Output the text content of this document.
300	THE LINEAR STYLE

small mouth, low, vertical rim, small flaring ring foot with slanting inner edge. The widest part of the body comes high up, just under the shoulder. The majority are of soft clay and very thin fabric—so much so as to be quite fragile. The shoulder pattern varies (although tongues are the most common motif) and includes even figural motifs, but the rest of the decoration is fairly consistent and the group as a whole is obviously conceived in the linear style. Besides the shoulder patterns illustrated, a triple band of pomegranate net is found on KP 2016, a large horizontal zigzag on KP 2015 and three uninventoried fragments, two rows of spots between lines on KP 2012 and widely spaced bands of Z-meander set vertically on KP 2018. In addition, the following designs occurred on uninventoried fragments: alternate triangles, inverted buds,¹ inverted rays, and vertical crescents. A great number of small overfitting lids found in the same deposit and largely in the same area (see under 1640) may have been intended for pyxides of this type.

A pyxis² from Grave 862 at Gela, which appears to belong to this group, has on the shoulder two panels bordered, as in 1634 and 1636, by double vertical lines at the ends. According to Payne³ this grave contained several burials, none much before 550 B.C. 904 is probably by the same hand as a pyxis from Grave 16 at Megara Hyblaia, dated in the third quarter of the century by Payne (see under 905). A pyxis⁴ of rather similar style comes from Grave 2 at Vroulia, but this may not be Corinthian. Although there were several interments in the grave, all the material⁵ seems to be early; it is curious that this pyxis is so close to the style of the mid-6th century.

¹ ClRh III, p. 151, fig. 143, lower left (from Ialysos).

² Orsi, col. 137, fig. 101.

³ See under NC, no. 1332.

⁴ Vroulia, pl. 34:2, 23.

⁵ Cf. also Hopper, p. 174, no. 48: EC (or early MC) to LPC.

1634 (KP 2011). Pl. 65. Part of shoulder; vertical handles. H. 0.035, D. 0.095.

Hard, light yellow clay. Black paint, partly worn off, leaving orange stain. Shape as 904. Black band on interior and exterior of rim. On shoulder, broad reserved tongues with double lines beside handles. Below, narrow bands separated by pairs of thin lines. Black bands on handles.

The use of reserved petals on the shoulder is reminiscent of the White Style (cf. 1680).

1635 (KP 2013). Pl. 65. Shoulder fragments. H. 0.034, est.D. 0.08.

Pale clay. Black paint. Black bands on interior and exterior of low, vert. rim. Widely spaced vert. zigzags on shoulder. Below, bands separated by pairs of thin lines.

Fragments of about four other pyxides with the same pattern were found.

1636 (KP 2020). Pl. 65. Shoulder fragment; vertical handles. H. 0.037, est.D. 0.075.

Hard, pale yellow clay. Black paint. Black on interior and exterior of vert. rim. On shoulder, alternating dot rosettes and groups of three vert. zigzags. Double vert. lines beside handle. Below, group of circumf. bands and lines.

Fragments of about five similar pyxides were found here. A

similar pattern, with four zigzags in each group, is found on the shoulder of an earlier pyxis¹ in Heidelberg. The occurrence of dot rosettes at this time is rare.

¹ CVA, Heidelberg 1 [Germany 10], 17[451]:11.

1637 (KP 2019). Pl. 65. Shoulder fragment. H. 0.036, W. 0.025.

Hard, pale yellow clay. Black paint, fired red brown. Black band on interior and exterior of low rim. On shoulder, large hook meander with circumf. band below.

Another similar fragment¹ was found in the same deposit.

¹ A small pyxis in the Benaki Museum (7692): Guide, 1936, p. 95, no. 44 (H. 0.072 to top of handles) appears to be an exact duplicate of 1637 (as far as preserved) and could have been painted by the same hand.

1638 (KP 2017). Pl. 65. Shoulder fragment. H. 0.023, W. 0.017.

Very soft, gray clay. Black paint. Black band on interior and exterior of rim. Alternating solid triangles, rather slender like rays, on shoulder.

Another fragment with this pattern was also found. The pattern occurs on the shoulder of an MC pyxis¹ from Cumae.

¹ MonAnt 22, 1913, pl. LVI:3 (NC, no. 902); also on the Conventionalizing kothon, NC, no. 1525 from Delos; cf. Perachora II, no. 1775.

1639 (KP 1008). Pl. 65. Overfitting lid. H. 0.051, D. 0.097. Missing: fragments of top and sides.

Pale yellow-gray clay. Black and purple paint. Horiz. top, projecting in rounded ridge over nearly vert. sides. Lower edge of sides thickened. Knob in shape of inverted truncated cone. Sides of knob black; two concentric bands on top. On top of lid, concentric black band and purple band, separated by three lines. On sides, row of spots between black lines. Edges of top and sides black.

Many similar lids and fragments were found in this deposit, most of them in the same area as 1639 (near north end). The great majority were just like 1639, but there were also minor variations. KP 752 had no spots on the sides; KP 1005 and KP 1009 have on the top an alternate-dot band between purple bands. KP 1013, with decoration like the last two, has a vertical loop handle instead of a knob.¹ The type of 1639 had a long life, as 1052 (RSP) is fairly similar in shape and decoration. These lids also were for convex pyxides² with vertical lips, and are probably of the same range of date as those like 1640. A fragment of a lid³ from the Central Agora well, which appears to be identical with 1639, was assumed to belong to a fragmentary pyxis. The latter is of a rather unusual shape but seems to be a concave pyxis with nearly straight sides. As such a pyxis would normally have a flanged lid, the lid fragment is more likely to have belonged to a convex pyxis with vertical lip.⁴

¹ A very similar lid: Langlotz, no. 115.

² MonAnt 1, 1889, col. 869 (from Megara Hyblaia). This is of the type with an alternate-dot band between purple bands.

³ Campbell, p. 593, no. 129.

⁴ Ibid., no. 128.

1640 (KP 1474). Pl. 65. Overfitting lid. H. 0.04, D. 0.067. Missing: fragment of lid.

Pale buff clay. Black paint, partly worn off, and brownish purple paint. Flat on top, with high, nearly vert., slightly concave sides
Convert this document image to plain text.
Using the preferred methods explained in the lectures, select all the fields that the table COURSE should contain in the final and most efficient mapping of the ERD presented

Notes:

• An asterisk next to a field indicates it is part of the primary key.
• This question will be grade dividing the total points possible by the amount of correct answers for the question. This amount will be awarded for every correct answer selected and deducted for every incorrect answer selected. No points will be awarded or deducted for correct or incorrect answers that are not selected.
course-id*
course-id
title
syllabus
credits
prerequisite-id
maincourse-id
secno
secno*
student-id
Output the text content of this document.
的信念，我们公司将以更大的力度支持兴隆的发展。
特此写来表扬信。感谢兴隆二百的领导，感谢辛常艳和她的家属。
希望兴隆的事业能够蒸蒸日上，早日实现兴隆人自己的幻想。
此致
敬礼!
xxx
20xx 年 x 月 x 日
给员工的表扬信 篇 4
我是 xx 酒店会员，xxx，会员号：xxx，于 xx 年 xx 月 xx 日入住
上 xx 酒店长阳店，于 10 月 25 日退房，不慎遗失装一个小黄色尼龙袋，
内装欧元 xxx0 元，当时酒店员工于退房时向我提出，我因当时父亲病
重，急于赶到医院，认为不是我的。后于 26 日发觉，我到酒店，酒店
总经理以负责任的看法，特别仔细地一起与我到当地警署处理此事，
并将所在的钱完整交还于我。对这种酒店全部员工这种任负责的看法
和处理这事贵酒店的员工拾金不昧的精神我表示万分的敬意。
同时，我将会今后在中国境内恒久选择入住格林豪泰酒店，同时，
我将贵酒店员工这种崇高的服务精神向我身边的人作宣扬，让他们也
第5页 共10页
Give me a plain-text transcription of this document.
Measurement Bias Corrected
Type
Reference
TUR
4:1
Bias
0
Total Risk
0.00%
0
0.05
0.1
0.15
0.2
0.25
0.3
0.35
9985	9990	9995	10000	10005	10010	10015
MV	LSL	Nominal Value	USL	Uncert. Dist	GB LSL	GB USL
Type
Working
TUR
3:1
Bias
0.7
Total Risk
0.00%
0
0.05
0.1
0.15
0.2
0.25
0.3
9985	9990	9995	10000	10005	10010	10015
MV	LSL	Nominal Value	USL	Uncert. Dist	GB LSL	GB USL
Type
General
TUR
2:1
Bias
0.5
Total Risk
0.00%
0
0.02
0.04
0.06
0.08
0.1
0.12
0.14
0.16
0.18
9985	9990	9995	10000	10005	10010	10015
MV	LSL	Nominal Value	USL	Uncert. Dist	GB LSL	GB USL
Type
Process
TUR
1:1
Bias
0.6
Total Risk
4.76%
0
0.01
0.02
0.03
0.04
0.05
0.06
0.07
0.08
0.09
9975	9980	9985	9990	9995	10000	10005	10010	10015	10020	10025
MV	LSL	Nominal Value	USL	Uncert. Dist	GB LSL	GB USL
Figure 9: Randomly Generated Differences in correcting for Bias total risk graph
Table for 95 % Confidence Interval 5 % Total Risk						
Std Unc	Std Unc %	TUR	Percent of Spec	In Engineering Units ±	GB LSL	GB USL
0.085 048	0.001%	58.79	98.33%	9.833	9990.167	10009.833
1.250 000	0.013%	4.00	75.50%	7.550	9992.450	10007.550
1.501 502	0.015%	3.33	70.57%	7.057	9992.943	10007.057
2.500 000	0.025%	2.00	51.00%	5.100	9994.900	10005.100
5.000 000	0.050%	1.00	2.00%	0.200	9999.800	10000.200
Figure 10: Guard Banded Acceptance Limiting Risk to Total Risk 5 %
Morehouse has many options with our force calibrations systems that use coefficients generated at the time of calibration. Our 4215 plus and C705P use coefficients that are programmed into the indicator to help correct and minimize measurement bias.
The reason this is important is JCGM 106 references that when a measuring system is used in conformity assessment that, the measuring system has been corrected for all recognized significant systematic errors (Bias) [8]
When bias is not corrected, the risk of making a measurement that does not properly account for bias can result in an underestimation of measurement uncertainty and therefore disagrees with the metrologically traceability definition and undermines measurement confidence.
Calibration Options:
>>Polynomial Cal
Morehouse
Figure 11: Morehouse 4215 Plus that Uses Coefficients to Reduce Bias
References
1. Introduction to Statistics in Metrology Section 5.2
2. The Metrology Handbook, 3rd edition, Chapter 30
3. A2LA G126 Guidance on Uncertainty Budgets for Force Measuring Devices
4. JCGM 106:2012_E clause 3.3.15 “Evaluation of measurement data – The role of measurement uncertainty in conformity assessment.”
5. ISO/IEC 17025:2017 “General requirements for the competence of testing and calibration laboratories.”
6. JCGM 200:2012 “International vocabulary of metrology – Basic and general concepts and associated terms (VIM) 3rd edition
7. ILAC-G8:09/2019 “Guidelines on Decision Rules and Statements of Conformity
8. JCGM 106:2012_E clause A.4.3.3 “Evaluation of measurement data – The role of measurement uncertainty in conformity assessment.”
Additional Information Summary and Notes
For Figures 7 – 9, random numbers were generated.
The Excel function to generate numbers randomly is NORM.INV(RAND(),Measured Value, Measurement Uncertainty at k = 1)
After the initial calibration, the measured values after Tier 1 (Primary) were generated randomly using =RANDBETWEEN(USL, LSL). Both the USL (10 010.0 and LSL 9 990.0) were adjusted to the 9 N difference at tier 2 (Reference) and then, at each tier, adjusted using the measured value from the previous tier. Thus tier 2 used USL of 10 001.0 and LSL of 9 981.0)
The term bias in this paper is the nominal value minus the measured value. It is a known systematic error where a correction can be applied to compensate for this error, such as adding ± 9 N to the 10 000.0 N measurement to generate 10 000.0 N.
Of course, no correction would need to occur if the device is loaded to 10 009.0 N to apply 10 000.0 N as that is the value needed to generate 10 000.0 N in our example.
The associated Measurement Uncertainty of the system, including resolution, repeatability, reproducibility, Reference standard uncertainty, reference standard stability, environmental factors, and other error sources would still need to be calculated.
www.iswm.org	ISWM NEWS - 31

----

#### [WORK TO BE COMPLETED]
Copy every line of the records above that contains "data".

#### [ANSWER IN FULL]
4. JCGM 106:2012_E clause 3.3.15 “Evaluation of measurement data – The role of measurement uncertainty in conformity assessment.”
8. JCGM 106:2012_E clause A.4.3.3 “Evaluation of measurement data – The role of measurement uncertainty in conformity assessment.”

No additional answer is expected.